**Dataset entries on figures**
========
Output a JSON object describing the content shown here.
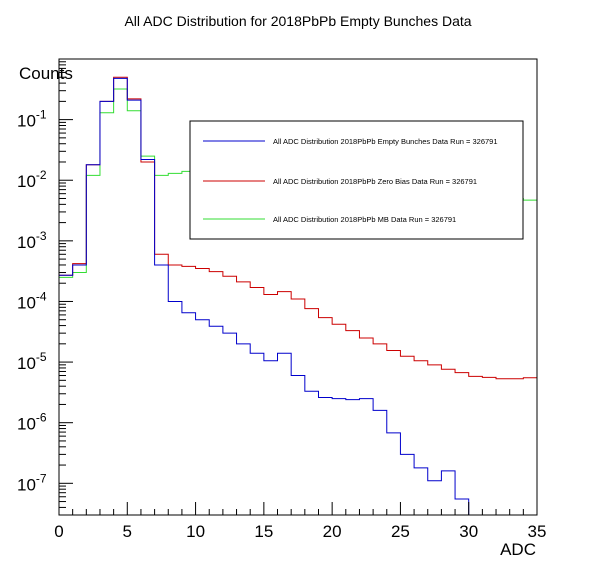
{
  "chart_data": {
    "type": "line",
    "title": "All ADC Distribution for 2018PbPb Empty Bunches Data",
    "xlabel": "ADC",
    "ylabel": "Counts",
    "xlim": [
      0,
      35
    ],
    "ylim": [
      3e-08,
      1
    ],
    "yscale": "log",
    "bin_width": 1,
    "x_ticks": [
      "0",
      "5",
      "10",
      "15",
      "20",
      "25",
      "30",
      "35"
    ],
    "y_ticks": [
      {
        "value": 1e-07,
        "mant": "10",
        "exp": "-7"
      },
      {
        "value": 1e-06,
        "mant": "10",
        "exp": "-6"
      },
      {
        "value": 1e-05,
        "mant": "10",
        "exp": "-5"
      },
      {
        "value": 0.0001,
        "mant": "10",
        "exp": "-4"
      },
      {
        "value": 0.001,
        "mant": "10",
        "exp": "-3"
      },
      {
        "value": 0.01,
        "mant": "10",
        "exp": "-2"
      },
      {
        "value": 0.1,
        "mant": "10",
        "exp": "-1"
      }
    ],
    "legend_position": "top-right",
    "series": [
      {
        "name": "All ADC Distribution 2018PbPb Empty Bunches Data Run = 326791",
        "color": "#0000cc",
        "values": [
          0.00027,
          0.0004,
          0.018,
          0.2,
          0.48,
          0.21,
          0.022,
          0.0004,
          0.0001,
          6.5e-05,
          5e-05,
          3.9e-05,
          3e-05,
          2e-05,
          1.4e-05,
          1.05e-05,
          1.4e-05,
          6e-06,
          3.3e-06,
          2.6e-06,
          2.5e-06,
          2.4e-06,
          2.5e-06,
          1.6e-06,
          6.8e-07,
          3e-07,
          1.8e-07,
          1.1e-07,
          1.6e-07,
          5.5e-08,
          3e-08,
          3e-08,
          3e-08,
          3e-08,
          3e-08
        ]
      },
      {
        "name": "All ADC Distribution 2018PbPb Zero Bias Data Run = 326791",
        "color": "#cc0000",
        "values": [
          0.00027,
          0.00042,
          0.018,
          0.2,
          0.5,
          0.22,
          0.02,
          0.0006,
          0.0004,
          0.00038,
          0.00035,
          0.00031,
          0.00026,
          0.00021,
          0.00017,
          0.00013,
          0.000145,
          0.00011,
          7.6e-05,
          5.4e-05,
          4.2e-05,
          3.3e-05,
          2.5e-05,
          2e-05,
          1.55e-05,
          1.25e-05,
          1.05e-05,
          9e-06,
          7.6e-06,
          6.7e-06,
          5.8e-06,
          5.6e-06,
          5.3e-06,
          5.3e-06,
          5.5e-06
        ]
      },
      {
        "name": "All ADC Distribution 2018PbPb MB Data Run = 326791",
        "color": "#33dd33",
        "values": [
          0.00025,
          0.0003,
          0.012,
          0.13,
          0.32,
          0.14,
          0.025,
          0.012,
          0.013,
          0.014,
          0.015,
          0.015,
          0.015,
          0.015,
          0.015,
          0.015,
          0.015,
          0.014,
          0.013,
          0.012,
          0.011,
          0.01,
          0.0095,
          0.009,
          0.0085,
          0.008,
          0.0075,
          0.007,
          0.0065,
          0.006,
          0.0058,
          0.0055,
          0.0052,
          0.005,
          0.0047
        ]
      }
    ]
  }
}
========
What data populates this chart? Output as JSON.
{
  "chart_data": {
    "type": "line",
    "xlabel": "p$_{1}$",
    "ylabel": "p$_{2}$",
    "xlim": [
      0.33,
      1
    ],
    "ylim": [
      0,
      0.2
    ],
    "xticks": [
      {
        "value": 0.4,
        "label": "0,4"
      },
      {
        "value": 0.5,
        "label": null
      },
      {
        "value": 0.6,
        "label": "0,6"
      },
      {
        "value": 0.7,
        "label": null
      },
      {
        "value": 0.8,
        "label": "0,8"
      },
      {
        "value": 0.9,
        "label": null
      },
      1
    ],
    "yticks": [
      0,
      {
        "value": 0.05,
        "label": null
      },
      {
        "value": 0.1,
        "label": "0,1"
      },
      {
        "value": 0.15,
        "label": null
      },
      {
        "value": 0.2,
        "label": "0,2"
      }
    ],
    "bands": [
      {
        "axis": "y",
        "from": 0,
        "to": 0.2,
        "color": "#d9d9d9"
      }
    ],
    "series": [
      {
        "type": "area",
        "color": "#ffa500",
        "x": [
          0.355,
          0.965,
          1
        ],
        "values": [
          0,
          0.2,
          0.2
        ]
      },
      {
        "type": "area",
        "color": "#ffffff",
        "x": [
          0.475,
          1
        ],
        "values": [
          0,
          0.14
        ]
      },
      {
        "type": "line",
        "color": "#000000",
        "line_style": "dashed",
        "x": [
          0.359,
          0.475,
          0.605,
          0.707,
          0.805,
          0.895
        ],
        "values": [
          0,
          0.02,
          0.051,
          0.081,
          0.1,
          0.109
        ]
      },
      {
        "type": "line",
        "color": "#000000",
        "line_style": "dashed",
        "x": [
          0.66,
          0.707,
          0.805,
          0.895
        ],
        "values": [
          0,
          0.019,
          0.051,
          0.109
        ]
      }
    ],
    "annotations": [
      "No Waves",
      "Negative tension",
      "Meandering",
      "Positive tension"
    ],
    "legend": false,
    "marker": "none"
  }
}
========
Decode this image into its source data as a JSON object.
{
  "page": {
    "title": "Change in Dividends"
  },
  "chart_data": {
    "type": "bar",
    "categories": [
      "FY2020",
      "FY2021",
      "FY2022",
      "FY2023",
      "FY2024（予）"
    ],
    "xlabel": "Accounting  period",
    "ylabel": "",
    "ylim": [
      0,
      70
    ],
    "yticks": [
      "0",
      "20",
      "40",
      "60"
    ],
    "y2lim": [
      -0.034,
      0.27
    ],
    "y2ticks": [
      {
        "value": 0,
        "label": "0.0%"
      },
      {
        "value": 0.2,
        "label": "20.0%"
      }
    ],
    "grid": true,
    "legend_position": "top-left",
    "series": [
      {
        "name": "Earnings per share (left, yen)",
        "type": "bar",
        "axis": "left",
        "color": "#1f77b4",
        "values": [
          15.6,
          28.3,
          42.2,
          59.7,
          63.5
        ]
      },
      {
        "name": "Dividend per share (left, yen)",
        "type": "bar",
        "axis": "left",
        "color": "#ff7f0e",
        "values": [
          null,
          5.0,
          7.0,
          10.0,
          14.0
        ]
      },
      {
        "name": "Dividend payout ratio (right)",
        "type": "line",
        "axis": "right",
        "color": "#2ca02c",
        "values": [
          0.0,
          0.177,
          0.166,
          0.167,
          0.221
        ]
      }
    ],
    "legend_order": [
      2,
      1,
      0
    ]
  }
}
========
**Short task**
Looking at the records above, work out how many lines include the string "xlabel". Give the number and nothing else.

**Written reply**
3